## BRIEF
Output the data word for word, dropping every image.

================================

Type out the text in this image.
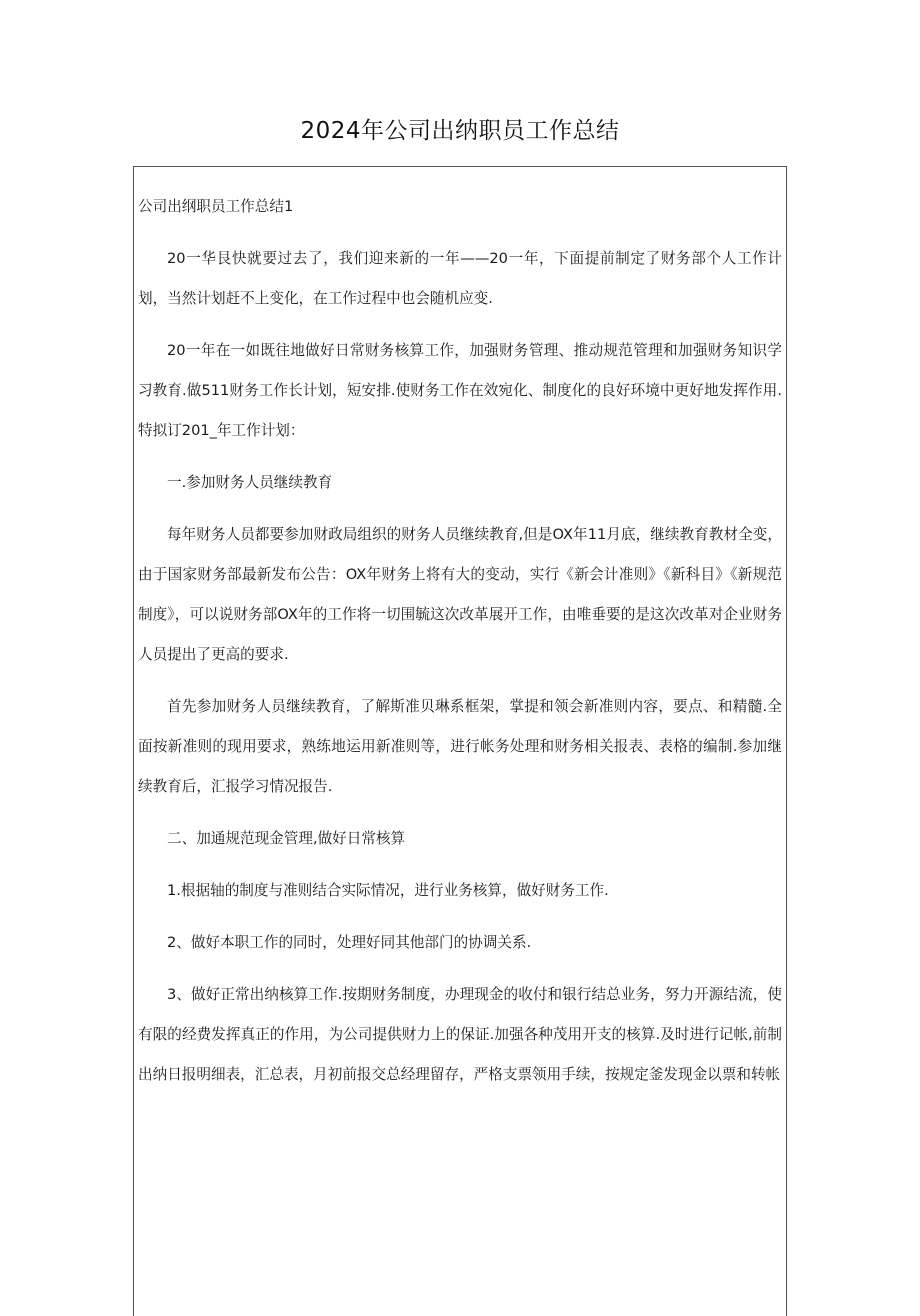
2024年公司出纳职员工作总结

公司出纲职员工作总结1

20一华艮快就要过去了，我们迎来新的一年——20一年，下面提前制定了财务部个人工作计划，当然计划赶不上变化，在工作过程中也会随机应变.

20一年在一如既往地做好日常财务核算工作，加强财务管理、推动规范管理和加强财务知识学习教育.做511财务工作长计划，短安排.使财务工作在效宛化、制度化的良好环境中更好地发挥作用.特拟订201_年工作计划：

一.参加财务人员继续教育

每年财务人员都要参加财政局组织的财务人员继续教育,但是OX年11月底，继续教育教材全变，由于国家财务部最新发布公告：OX年财务上将有大的变动，实行《新会计准则》《新科目》《新规范制度》，可以说财务部OX年的工作将一切围毓这次改革展开工作，由唯垂要的是这次改革对企业财务人员提出了更高的要求.

首先参加财务人员继续教育，了解斯准贝琳系框架，掌提和领会新准则内容，要点、和精髓.全面按新准则的现用要求，熟练地运用新准则等，进行帐务处理和财务相关报表、表格的编制.参加继续教育后，汇报学习情况报告.

二、加通规范现金管理,做好日常核算

1.根据轴的制度与准则结合实际情况，进行业务核算，做好财务工作.

2、做好本职工作的同时，处理好同其他部门的协调关系.

3、做好正常出纳核算工作.按期财务制度，办理现金的收付和银行结总业务，努力开源结流，使有限的经费发挥真正的作用，为公司提供财力上的保证.加强各种茂用开支的核算.及时进行记帐,前制出纳日报明细表，汇总表，月初前报交总经理留存，严格支票领用手续，按规定釜发现金以票和转帐
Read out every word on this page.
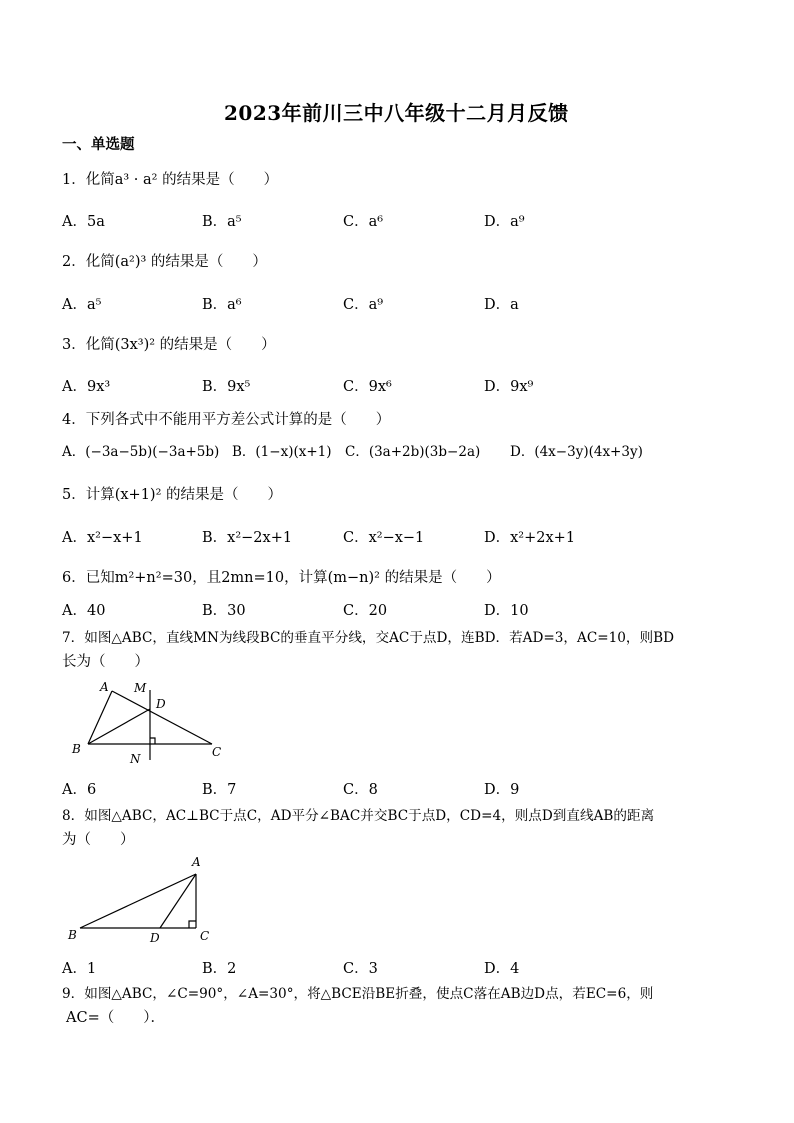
2023年前川三中八年级十二月月反馈
一、单选题
1．化简a³ · a² 的结果是（　　）
A．5a	B．a⁵	C．a⁶	D．a⁹
2．化简(a²)³ 的结果是（　　）
A．a⁵	B．a⁶	C．a⁹	D．a
3．化简(3x³)² 的结果是（　　）
A．9x³	B．9x⁵	C．9x⁶	D．9x⁹
4．下列各式中不能用平方差公式计算的是（　　）
A．(−3a−5b)(−3a+5b) B．(1−x)(x+1) C．(3a+2b)(3b−2a) D．(4x−3y)(4x+3y)
5．计算(x+1)² 的结果是（　　）
A．x²−x+1	B．x²−2x+1	C．x²−x−1	D．x²+2x+1
6．已知m²+n²=30，且2mn=10，计算(m−n)² 的结果是（　　）
A．40	B．30	C．20	D．10
7．如图△ABC，直线MN为线段BC的垂直平分线，交AC于点D，连BD．若AD=3，AC=10，则BD
长为（　　）
A M
D
B
N	C
A．6	B．7	C．8	D．9
8．如图△ABC，AC⊥BC于点C，AD平分∠BAC并交BC于点D，CD=4，则点D到直线AB的距离
为（　　）
A
B	D	C
A．1	B．2	C．3	D．4
9．如图△ABC，∠C=90°，∠A=30°，将△BCE沿BE折叠，使点C落在AB边D点，若EC=6，则
AC=（　　）．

================================

## WRITTEN RESPONSE
Type out the text in this image.
2024年公司出纳职员工作总结

公司出纲职员工作总结1

20一华艮快就要过去了，我们迎来新的一年——20一年，下面提前制定了财务部个人工作计划，当然计划赶不上变化，在工作过程中也会随机应变.

20一年在一如既往地做好日常财务核算工作，加强财务管理、推动规范管理和加强财务知识学习教育.做511财务工作长计划，短安排.使财务工作在效宛化、制度化的良好环境中更好地发挥作用.特拟订201_年工作计划：

一.参加财务人员继续教育

每年财务人员都要参加财政局组织的财务人员继续教育,但是OX年11月底，继续教育教材全变，由于国家财务部最新发布公告：OX年财务上将有大的变动，实行《新会计准则》《新科目》《新规范制度》，可以说财务部OX年的工作将一切围毓这次改革展开工作，由唯垂要的是这次改革对企业财务人员提出了更高的要求.

首先参加财务人员继续教育，了解斯准贝琳系框架，掌提和领会新准则内容，要点、和精髓.全面按新准则的现用要求，熟练地运用新准则等，进行帐务处理和财务相关报表、表格的编制.参加继续教育后，汇报学习情况报告.

二、加通规范现金管理,做好日常核算

1.根据轴的制度与准则结合实际情况，进行业务核算，做好财务工作.

2、做好本职工作的同时，处理好同其他部门的协调关系.

3、做好正常出纳核算工作.按期财务制度，办理现金的收付和银行结总业务，努力开源结流，使有限的经费发挥真正的作用，为公司提供财力上的保证.加强各种茂用开支的核算.及时进行记帐,前制出纳日报明细表，汇总表，月初前报交总经理留存，严格支票领用手续，按规定釜发现金以票和转帐
Read out every word on this page.
2023年前川三中八年级十二月月反馈
一、单选题
1．化简a³ · a² 的结果是（　　）
A．5a	B．a⁵	C．a⁶	D．a⁹
2．化简(a²)³ 的结果是（　　）
A．a⁵	B．a⁶	C．a⁹	D．a
3．化简(3x³)² 的结果是（　　）
A．9x³	B．9x⁵	C．9x⁶	D．9x⁹
4．下列各式中不能用平方差公式计算的是（　　）
A．(−3a−5b)(−3a+5b) B．(1−x)(x+1) C．(3a+2b)(3b−2a) D．(4x−3y)(4x+3y)
5．计算(x+1)² 的结果是（　　）
A．x²−x+1	B．x²−2x+1	C．x²−x−1	D．x²+2x+1
6．已知m²+n²=30，且2mn=10，计算(m−n)² 的结果是（　　）
A．40	B．30	C．20	D．10
7．如图△ABC，直线MN为线段BC的垂直平分线，交AC于点D，连BD．若AD=3，AC=10，则BD
长为（　　）
A M
D
B
N	C
A．6	B．7	C．8	D．9
8．如图△ABC，AC⊥BC于点C，AD平分∠BAC并交BC于点D，CD=4，则点D到直线AB的距离
为（　　）
A
B	D	C
A．1	B．2	C．3	D．4
9．如图△ABC，∠C=90°，∠A=30°，将△BCE沿BE折叠，使点C落在AB边D点，若EC=6，则
AC=（　　）．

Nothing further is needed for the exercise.